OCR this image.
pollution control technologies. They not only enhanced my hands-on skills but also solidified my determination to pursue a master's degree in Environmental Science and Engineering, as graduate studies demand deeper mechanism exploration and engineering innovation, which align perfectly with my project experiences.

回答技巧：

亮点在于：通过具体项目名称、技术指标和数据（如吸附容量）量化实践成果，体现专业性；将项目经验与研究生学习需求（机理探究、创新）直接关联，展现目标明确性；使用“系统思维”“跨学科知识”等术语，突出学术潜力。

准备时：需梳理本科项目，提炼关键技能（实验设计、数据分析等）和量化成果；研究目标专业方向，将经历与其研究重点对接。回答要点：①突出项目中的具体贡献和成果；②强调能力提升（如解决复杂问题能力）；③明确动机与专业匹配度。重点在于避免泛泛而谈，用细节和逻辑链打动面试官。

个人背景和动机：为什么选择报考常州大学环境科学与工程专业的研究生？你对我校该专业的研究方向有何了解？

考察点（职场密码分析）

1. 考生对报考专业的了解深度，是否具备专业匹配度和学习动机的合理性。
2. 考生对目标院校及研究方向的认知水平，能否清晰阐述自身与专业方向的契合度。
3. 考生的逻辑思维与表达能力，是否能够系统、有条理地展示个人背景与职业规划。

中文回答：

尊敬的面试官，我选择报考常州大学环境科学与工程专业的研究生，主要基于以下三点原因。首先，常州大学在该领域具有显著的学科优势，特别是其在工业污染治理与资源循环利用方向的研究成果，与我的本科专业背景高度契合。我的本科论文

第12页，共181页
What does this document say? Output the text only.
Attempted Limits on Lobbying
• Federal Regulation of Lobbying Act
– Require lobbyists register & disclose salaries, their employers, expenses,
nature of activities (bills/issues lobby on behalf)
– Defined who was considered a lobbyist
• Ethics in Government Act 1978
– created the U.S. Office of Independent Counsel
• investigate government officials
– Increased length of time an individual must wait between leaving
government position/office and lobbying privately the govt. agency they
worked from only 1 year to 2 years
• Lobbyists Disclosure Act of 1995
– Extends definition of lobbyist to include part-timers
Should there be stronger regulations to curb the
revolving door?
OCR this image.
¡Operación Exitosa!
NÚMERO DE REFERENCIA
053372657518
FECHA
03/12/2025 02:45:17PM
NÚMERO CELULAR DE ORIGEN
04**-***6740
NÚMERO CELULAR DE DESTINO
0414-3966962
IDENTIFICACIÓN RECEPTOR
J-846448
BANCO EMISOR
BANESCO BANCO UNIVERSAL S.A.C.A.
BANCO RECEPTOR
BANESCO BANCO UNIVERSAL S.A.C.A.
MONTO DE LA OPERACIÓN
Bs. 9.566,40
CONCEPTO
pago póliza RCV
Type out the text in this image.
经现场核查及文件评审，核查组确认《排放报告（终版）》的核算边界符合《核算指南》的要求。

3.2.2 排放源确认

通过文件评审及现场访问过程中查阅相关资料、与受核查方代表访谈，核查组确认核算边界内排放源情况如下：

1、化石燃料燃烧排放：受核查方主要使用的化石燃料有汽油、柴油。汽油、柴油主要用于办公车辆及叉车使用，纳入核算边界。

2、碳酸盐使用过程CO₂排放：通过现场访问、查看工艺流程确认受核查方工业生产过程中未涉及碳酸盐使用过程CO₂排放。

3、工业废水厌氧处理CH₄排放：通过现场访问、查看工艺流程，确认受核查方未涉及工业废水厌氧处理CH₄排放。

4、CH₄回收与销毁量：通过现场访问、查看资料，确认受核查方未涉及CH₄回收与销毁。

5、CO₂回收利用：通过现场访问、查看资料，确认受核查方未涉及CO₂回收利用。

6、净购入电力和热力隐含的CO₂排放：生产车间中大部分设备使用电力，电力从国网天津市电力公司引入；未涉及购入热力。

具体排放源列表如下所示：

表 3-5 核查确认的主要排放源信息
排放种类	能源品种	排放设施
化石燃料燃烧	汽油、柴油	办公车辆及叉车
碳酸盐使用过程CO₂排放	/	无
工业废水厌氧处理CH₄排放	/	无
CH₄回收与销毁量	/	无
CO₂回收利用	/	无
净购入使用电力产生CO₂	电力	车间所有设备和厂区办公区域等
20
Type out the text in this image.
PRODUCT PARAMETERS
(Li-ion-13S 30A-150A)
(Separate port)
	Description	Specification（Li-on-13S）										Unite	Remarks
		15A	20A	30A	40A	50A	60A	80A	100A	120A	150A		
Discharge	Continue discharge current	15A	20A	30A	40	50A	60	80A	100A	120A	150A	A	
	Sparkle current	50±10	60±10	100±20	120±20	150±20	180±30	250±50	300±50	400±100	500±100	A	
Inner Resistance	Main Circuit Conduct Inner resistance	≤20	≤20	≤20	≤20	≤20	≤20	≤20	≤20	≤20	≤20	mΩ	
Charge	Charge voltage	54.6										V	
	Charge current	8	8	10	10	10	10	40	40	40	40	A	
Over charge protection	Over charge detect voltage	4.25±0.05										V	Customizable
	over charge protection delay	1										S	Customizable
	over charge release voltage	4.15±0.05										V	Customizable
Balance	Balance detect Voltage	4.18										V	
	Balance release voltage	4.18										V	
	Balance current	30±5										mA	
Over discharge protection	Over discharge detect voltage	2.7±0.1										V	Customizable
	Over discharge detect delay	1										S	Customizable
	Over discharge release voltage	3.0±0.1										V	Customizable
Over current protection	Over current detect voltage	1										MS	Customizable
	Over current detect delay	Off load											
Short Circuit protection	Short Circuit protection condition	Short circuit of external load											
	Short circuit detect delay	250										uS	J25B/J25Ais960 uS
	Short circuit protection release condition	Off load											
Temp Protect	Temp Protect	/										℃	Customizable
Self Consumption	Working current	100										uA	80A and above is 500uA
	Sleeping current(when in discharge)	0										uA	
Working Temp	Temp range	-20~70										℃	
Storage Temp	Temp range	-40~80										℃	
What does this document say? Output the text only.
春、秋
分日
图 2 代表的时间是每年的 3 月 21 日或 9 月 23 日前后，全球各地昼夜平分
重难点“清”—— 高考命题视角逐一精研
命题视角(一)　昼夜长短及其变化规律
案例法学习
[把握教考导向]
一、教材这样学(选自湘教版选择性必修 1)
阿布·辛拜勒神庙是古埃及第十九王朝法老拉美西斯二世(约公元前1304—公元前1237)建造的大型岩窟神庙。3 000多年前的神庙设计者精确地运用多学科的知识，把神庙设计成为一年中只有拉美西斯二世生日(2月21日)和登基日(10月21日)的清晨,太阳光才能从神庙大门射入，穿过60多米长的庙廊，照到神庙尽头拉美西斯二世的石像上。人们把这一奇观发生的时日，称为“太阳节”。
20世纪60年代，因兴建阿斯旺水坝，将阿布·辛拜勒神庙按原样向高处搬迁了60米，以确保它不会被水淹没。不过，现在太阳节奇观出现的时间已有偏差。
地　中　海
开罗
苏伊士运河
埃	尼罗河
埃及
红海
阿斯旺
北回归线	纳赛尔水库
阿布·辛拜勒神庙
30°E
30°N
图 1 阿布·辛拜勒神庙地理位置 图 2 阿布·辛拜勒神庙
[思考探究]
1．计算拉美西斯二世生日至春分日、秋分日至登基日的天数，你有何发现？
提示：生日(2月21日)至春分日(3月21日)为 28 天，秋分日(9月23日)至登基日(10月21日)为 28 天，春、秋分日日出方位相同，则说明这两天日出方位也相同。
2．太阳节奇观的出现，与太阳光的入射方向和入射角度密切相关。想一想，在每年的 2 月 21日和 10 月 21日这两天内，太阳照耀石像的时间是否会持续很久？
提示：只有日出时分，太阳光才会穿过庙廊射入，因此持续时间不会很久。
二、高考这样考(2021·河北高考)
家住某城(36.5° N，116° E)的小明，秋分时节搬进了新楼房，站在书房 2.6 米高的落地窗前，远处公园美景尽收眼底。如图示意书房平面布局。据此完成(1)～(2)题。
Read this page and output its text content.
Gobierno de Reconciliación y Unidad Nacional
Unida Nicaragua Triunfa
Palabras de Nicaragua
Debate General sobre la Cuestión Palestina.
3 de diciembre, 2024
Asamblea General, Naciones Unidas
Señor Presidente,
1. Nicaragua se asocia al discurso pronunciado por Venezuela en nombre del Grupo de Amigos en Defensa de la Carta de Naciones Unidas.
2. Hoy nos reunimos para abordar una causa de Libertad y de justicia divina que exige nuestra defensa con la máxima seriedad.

* [WRITTEN PROBLEM] In the records above, locate each line with the word "Customizable". Copy all such lines.

* [PROBLEM SOLUTION]
Over charge protection	Over charge detect voltage	4.25±0.05										V	Customizable
	over charge protection delay	1										S	Customizable
	over charge release voltage	4.15±0.05										V	Customizable
Over discharge protection	Over discharge detect voltage	2.7±0.1										V	Customizable
	Over discharge detect delay	1										S	Customizable
	Over discharge release voltage	3.0±0.1										V	Customizable
Over current protection	Over current detect voltage	1										MS	Customizable
Temp Protect	Temp Protect	/										℃	Customizable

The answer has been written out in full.